--- BEGIN Page ---

Consider
I have Variable x
y = f(x)
z = Q(y) # Q here is a neural net
Step(1): gradient w.r.t. x.
z.backward(retain_graph = True)
x.grad
g = x.grad.clone()
x.grad.data.zero_()
Step(2): have another function that take the gradients we just compute
L(g)
I want to take gradient of it w.r.t. to the weights of neural net Q
as following
var_opt = torch.optim.Adam(Q.parameters(), lr=lr) while not converge: var_opt.zero_grad() variance_loss = torch.mean(L(g)) variance_loss.backward() var_opt.step()
The thing I’m worry is that first time backward() I have z.backward(retain_graph = True). If I don’t set this to be True; my second time backward() gives runtime error; however, I feel this is wrong, because first backward is w.r.t. x; the second time backward, I’m going for Q’s parameters.
Is this code correct written? I’m currently having bugs and I feel this might be reasons.
The overall code is pretty much like this
var_opt = torch.optim.Adam(Q.parameters(), lr=lr) while not converge: z.backward(retain_graph = True) g = x.grad.clone() x.grad.data.zero_() # do some other things here with g here var_opt.zero_grad() variance_loss = torch.mean(L(g)) variance_loss.backward() var_opt.step()

--- END Page ---
--- BEGIN Information provided ---

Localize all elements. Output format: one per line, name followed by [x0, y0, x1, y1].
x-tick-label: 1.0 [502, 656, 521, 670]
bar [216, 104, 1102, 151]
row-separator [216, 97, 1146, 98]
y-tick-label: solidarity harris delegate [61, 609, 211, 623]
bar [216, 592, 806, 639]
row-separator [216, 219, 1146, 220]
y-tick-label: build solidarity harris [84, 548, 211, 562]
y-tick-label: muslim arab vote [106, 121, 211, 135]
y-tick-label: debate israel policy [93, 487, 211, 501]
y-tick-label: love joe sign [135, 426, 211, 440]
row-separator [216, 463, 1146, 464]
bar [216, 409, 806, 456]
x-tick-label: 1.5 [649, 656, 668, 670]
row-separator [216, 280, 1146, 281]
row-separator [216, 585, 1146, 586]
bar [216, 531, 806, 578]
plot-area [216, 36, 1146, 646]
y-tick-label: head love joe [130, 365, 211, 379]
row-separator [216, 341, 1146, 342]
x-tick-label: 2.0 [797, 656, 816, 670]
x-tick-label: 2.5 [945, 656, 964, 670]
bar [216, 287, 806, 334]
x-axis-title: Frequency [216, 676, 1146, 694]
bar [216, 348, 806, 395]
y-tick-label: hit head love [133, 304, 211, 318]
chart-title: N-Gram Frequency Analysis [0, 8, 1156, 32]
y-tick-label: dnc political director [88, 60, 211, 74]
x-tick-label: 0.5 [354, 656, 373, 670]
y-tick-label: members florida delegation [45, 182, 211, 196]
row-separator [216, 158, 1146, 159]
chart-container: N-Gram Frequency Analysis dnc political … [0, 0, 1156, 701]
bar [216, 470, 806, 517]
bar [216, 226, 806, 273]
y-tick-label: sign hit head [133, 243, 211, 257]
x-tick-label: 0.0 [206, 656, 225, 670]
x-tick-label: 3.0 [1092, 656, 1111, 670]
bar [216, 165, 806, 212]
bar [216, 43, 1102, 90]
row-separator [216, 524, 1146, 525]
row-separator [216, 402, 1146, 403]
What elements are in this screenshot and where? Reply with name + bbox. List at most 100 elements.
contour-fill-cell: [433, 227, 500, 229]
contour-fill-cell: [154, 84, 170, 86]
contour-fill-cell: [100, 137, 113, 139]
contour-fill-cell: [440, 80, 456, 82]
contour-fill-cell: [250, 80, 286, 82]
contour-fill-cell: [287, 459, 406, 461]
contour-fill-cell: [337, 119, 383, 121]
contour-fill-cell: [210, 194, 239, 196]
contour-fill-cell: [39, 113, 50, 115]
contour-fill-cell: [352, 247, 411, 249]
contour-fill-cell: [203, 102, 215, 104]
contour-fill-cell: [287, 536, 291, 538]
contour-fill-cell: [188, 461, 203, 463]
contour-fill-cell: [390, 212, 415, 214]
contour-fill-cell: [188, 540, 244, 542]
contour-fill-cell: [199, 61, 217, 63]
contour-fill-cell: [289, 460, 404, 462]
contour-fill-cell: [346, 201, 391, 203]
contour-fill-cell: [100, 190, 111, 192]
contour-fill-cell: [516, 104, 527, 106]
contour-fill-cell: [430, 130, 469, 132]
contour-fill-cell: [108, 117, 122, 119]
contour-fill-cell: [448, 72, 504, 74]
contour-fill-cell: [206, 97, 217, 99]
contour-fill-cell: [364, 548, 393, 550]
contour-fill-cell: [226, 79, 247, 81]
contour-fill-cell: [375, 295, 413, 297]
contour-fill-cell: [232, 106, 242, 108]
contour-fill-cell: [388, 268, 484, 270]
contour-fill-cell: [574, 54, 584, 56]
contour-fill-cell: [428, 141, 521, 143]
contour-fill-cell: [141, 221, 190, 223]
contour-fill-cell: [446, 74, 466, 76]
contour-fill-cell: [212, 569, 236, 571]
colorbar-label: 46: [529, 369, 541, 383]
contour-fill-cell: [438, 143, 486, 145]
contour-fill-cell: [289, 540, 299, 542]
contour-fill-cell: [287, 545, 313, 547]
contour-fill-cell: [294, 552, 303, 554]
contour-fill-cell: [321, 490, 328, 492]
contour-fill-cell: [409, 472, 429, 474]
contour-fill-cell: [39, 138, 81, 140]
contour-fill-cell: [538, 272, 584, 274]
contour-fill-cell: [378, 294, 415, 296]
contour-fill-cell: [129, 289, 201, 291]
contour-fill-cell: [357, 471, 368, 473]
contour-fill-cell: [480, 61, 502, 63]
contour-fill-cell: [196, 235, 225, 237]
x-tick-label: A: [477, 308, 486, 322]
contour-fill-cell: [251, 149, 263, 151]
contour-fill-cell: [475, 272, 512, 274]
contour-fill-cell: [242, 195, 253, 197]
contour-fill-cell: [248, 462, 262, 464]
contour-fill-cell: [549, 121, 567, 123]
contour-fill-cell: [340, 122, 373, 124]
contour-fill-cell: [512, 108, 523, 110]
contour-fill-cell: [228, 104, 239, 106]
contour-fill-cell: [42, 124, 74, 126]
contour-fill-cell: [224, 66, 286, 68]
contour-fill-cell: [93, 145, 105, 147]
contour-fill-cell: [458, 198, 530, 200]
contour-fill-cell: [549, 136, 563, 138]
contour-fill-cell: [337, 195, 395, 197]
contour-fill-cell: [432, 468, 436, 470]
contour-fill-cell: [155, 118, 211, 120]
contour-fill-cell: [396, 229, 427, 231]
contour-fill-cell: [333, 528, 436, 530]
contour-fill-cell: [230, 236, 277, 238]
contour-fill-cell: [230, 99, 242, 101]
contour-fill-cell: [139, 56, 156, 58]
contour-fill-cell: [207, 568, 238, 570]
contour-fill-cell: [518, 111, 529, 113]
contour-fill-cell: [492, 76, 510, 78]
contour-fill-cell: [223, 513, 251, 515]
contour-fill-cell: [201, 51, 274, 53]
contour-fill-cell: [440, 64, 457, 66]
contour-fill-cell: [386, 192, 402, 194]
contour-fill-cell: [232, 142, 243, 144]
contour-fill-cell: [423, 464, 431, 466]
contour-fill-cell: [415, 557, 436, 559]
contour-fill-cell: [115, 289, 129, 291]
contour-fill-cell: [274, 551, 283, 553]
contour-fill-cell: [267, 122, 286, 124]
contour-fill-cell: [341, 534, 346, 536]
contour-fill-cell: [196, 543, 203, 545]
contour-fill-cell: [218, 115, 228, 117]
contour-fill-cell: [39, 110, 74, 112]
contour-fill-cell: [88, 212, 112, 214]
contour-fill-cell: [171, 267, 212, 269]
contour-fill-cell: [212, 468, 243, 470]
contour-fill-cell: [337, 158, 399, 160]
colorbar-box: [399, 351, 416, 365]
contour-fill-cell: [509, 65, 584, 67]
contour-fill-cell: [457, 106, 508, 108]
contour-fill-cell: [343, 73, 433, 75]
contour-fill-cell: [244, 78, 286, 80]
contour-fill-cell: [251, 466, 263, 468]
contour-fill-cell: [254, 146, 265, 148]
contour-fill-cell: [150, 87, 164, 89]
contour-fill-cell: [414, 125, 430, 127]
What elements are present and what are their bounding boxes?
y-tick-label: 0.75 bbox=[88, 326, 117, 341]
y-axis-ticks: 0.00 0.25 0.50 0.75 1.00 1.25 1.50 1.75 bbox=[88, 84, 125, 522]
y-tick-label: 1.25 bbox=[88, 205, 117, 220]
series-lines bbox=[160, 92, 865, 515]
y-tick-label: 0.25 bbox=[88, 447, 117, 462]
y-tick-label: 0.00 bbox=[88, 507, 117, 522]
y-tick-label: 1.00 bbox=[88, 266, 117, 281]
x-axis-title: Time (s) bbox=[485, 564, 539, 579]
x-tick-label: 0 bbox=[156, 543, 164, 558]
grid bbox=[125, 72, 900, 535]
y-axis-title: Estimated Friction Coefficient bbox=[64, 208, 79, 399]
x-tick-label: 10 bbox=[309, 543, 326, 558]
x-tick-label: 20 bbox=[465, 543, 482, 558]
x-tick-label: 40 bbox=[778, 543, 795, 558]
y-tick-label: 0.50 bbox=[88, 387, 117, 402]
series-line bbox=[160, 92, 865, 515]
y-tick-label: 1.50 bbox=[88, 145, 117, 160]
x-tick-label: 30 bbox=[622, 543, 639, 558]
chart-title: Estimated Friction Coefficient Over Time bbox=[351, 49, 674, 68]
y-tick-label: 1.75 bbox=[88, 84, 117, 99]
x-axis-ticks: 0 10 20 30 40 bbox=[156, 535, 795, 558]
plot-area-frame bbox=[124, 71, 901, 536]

--- END Information provided ---

List of tasks >>
a) In the PyTorch gradient post, list every statement inside the while loop of the first code line that begins "var_opt = torch.optim.Adam".
b) Please translate this sentence from the PyTorch gradient post into Spanish: "If I don’t set this to be True; my second time backward() gives runtime error; however, I feel this is wrong, because first backward is w.r.t. x; the second time backward, I’m going for Q’s parameters."

Solutions for each task >>
a)
- var_opt.zero_grad()
- variance_loss = torch.mean(L(g))
- variance_loss.backward()
- var_opt.step()

b) Si no lo pongo en True, mi segunda llamada a backward() da un error de ejecución; sin embargo, siento que esto está mal, porque el primer backward es con respecto a x; en el segundo backward, voy por los parámetros de Q.